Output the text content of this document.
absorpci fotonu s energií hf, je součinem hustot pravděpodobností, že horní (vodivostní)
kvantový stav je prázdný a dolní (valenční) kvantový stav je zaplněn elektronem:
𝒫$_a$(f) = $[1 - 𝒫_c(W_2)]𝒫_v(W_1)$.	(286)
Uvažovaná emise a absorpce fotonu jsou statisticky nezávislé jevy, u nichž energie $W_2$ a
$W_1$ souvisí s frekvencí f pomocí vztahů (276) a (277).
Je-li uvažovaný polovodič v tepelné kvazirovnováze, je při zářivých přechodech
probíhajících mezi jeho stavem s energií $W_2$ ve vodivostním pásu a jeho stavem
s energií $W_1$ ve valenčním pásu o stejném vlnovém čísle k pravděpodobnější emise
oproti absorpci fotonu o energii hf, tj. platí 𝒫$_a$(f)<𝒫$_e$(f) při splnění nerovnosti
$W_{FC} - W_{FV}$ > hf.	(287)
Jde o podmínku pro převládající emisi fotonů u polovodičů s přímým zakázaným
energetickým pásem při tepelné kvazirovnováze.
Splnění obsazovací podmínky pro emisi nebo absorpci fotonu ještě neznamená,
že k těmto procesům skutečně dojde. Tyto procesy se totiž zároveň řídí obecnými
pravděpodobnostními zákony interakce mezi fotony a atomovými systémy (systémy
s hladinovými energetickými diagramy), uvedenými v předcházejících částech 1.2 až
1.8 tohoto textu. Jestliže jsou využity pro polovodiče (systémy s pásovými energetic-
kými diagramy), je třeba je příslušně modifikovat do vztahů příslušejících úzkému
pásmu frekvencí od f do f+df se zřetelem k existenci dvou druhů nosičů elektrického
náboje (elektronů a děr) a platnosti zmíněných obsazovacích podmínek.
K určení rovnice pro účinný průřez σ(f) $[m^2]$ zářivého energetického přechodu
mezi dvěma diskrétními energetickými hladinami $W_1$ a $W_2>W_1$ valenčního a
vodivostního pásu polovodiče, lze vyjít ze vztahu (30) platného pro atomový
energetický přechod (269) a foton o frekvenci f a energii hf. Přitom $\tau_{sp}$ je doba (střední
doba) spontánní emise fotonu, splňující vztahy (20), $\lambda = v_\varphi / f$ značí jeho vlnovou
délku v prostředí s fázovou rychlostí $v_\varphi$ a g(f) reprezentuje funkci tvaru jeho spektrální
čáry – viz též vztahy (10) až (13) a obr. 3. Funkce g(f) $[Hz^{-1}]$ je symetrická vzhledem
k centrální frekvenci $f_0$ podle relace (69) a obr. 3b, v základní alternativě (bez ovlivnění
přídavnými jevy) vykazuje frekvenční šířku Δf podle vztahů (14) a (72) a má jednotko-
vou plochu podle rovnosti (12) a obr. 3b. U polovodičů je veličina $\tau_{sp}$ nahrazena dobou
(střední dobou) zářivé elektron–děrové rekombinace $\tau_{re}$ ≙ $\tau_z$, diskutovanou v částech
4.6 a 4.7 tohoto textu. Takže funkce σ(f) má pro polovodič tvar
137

======

- **Stated task**
Search the data for the word "dobou" and copy each line where it appears.

- **Answer below**
vou plochu podle rovnosti (12) a obr. 3b. U polovodičů je veličina $\tau_{sp}$ nahrazena dobou
(střední dobou) zářivé elektron–děrové rekombinace $\tau_{re}$ ≙ $\tau_z$, diskutovanou v částech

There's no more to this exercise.